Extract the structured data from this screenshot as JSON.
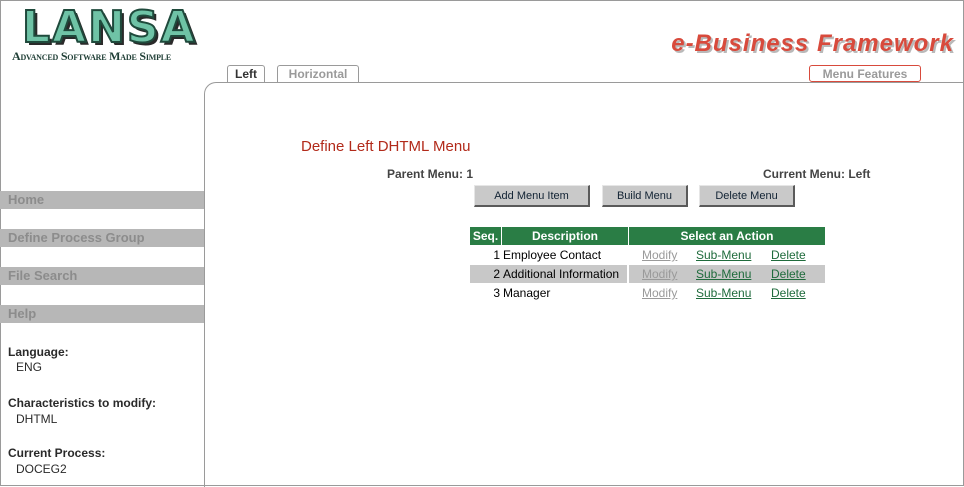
{
  "header": {
    "logo_text": "LANSA",
    "logo_tagline": "Advanced Software Made Simple",
    "brand_title": "e-Business Framework"
  },
  "tabs": [
    {
      "label": "Left",
      "active": true
    },
    {
      "label": "Horizontal",
      "active": false
    }
  ],
  "menu_features_label": "Menu Features",
  "sidebar": {
    "nav": [
      {
        "label": "Home"
      },
      {
        "label": "Define Process Group"
      },
      {
        "label": "File Search"
      },
      {
        "label": "Help"
      }
    ],
    "info": [
      {
        "label": "Language:",
        "value": "ENG"
      },
      {
        "label": "Characteristics to modify:",
        "value": "DHTML"
      },
      {
        "label": "Current Process:",
        "value": "DOCEG2"
      }
    ]
  },
  "main": {
    "title": "Define Left DHTML Menu",
    "parent_menu": "Parent Menu: 1",
    "current_menu": "Current Menu: Left",
    "buttons": {
      "add": "Add Menu Item",
      "build": "Build Menu",
      "delete": "Delete Menu"
    },
    "table": {
      "headers": [
        "Seq.",
        "Description",
        "Select an Action"
      ],
      "rows": [
        {
          "seq": "1",
          "description": "Employee Contact",
          "modify": "Modify",
          "submenu": "Sub-Menu",
          "delete": "Delete"
        },
        {
          "seq": "2",
          "description": "Additional Information",
          "modify": "Modify",
          "submenu": "Sub-Menu",
          "delete": "Delete"
        },
        {
          "seq": "3",
          "description": "Manager",
          "modify": "Modify",
          "submenu": "Sub-Menu",
          "delete": "Delete"
        }
      ]
    }
  },
  "colors": {
    "accent_red": "#d84a3c",
    "title_red": "#b22a1a",
    "table_header_green": "#2a7d45",
    "nav_gray": "#b7b7b7"
  }
}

= = = =

Requirement:
What is needed is an exact reproduction of the data, pictures excluded.

Worked answer:
Extract the structured data from this screenshot as JSON.
{
  "header": {
    "logo_text": "LANSA",
    "logo_tagline": "Advanced Software Made Simple",
    "brand_title": "e-Business Framework"
  },
  "tabs": [
    {
      "label": "Left",
      "active": true
    },
    {
      "label": "Horizontal",
      "active": false
    }
  ],
  "menu_features_label": "Menu Features",
  "sidebar": {
    "nav": [
      {
        "label": "Home"
      },
      {
        "label": "Define Process Group"
      },
      {
        "label": "File Search"
      },
      {
        "label": "Help"
      }
    ],
    "info": [
      {
        "label": "Language:",
        "value": "ENG"
      },
      {
        "label": "Characteristics to modify:",
        "value": "DHTML"
      },
      {
        "label": "Current Process:",
        "value": "DOCEG2"
      }
    ]
  },
  "main": {
    "title": "Define Left DHTML Menu",
    "parent_menu": "Parent Menu: 1",
    "current_menu": "Current Menu: Left",
    "buttons": {
      "add": "Add Menu Item",
      "build": "Build Menu",
      "delete": "Delete Menu"
    },
    "table": {
      "headers": [
        "Seq.",
        "Description",
        "Select an Action"
      ],
      "rows": [
        {
          "seq": "1",
          "description": "Employee Contact",
          "modify": "Modify",
          "submenu": "Sub-Menu",
          "delete": "Delete"
        },
        {
          "seq": "2",
          "description": "Additional Information",
          "modify": "Modify",
          "submenu": "Sub-Menu",
          "delete": "Delete"
        },
        {
          "seq": "3",
          "description": "Manager",
          "modify": "Modify",
          "submenu": "Sub-Menu",
          "delete": "Delete"
        }
      ]
    }
  },
  "colors": {
    "accent_red": "#d84a3c",
    "title_red": "#b22a1a",
    "table_header_green": "#2a7d45",
    "nav_gray": "#b7b7b7"
  }
}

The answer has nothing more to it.